Structured figure records:

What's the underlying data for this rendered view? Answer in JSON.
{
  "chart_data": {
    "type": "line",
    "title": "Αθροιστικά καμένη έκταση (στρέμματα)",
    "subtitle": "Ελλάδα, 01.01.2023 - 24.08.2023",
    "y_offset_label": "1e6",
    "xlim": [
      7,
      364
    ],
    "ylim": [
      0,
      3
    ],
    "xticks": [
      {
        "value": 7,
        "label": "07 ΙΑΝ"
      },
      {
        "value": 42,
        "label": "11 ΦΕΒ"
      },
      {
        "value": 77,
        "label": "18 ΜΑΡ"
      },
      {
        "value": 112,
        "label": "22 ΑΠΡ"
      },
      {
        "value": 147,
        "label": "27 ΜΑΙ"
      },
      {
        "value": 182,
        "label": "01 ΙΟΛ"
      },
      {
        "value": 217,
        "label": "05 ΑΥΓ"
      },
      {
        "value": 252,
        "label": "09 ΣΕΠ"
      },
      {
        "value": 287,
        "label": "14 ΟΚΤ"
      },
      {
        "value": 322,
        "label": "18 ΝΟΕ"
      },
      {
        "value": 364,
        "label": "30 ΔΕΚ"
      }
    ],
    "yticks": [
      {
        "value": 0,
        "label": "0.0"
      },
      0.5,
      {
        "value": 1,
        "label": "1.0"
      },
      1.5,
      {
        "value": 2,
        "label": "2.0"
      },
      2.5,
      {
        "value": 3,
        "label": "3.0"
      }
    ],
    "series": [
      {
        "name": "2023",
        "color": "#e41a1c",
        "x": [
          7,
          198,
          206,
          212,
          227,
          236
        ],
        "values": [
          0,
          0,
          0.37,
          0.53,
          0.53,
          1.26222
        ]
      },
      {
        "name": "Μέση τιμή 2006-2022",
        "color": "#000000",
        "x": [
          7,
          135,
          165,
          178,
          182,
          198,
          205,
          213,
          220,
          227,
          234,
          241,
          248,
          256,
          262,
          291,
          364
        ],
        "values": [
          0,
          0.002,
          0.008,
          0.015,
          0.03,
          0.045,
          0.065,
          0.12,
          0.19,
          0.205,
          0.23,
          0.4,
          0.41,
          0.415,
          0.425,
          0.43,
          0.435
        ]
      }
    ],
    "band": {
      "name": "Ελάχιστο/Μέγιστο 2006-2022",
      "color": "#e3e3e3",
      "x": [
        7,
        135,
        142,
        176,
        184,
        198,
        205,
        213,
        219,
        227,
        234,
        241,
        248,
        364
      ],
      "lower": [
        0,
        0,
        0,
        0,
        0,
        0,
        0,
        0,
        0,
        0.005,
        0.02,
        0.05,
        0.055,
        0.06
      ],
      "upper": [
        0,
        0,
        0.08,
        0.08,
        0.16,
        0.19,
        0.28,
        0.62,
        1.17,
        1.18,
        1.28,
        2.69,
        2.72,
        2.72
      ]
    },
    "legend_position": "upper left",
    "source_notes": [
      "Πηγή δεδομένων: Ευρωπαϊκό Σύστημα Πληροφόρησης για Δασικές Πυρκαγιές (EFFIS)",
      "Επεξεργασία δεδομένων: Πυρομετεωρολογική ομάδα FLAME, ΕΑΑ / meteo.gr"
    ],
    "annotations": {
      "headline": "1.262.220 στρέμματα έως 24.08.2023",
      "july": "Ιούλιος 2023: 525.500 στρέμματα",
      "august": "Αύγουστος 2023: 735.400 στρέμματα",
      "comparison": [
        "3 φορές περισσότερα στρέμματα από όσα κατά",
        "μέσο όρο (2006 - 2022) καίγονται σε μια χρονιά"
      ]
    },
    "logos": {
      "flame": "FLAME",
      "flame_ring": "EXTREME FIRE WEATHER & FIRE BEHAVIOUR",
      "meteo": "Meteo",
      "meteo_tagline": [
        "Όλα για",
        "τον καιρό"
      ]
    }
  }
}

| What is expected |
Pick out each line that holds the string "στρέμματα".

| Answer in full |
    "title": "Αθροιστικά καμένη έκταση (στρέμματα)",
      "headline": "1.262.220 στρέμματα έως 24.08.2023",
      "july": "Ιούλιος 2023: 525.500 στρέμματα",
      "august": "Αύγουστος 2023: 735.400 στρέμματα",
        "3 φορές περισσότερα στρέμματα από όσα κατά",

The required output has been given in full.